:: SUPPLIED ENTRIES ::

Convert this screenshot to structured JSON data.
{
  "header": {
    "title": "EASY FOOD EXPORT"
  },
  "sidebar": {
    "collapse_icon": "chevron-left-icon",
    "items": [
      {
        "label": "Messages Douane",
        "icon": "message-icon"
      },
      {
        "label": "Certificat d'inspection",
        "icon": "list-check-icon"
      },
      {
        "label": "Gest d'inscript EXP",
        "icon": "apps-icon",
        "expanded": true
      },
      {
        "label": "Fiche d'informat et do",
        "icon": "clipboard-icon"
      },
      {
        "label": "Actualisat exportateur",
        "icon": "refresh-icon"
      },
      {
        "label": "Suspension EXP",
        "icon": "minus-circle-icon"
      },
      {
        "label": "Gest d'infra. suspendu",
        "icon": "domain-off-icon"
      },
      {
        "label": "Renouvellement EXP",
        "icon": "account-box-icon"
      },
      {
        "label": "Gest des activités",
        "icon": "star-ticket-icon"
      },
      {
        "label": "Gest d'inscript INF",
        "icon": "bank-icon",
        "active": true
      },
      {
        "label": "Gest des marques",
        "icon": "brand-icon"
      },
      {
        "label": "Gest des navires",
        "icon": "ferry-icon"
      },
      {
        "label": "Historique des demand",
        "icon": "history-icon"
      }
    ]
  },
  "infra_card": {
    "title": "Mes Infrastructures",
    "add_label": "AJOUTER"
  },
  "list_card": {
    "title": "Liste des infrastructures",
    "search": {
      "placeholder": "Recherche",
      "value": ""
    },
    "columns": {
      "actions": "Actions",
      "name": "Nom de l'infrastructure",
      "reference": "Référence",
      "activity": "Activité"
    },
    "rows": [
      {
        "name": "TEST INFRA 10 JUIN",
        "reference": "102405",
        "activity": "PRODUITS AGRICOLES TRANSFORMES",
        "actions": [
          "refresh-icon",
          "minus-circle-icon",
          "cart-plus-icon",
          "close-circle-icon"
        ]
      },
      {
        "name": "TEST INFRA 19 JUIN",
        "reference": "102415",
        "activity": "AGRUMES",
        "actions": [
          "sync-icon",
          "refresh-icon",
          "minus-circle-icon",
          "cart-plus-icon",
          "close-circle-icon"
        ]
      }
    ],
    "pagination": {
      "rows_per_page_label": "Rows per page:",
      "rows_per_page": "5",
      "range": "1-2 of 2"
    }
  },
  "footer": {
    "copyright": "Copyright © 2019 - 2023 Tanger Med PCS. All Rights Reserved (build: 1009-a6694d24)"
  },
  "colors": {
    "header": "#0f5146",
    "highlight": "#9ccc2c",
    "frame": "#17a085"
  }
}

:::

■ THE REQUEST
Return the full listing, character for character.

■ WORKED SOLUTION
Convert this screenshot to structured JSON data.
{
  "header": {
    "title": "EASY FOOD EXPORT"
  },
  "sidebar": {
    "collapse_icon": "chevron-left-icon",
    "items": [
      {
        "label": "Messages Douane",
        "icon": "message-icon"
      },
      {
        "label": "Certificat d'inspection",
        "icon": "list-check-icon"
      },
      {
        "label": "Gest d'inscript EXP",
        "icon": "apps-icon",
        "expanded": true
      },
      {
        "label": "Fiche d'informat et do",
        "icon": "clipboard-icon"
      },
      {
        "label": "Actualisat exportateur",
        "icon": "refresh-icon"
      },
      {
        "label": "Suspension EXP",
        "icon": "minus-circle-icon"
      },
      {
        "label": "Gest d'infra. suspendu",
        "icon": "domain-off-icon"
      },
      {
        "label": "Renouvellement EXP",
        "icon": "account-box-icon"
      },
      {
        "label": "Gest des activités",
        "icon": "star-ticket-icon"
      },
      {
        "label": "Gest d'inscript INF",
        "icon": "bank-icon",
        "active": true
      },
      {
        "label": "Gest des marques",
        "icon": "brand-icon"
      },
      {
        "label": "Gest des navires",
        "icon": "ferry-icon"
      },
      {
        "label": "Historique des demand",
        "icon": "history-icon"
      }
    ]
  },
  "infra_card": {
    "title": "Mes Infrastructures",
    "add_label": "AJOUTER"
  },
  "list_card": {
    "title": "Liste des infrastructures",
    "search": {
      "placeholder": "Recherche",
      "value": ""
    },
    "columns": {
      "actions": "Actions",
      "name": "Nom de l'infrastructure",
      "reference": "Référence",
      "activity": "Activité"
    },
    "rows": [
      {
        "name": "TEST INFRA 10 JUIN",
        "reference": "102405",
        "activity": "PRODUITS AGRICOLES TRANSFORMES",
        "actions": [
          "refresh-icon",
          "minus-circle-icon",
          "cart-plus-icon",
          "close-circle-icon"
        ]
      },
      {
        "name": "TEST INFRA 19 JUIN",
        "reference": "102415",
        "activity": "AGRUMES",
        "actions": [
          "sync-icon",
          "refresh-icon",
          "minus-circle-icon",
          "cart-plus-icon",
          "close-circle-icon"
        ]
      }
    ],
    "pagination": {
      "rows_per_page_label": "Rows per page:",
      "rows_per_page": "5",
      "range": "1-2 of 2"
    }
  },
  "footer": {
    "copyright": "Copyright © 2019 - 2023 Tanger Med PCS. All Rights Reserved (build: 1009-a6694d24)"
  },
  "colors": {
    "header": "#0f5146",
    "highlight": "#9ccc2c",
    "frame": "#17a085"
  }
}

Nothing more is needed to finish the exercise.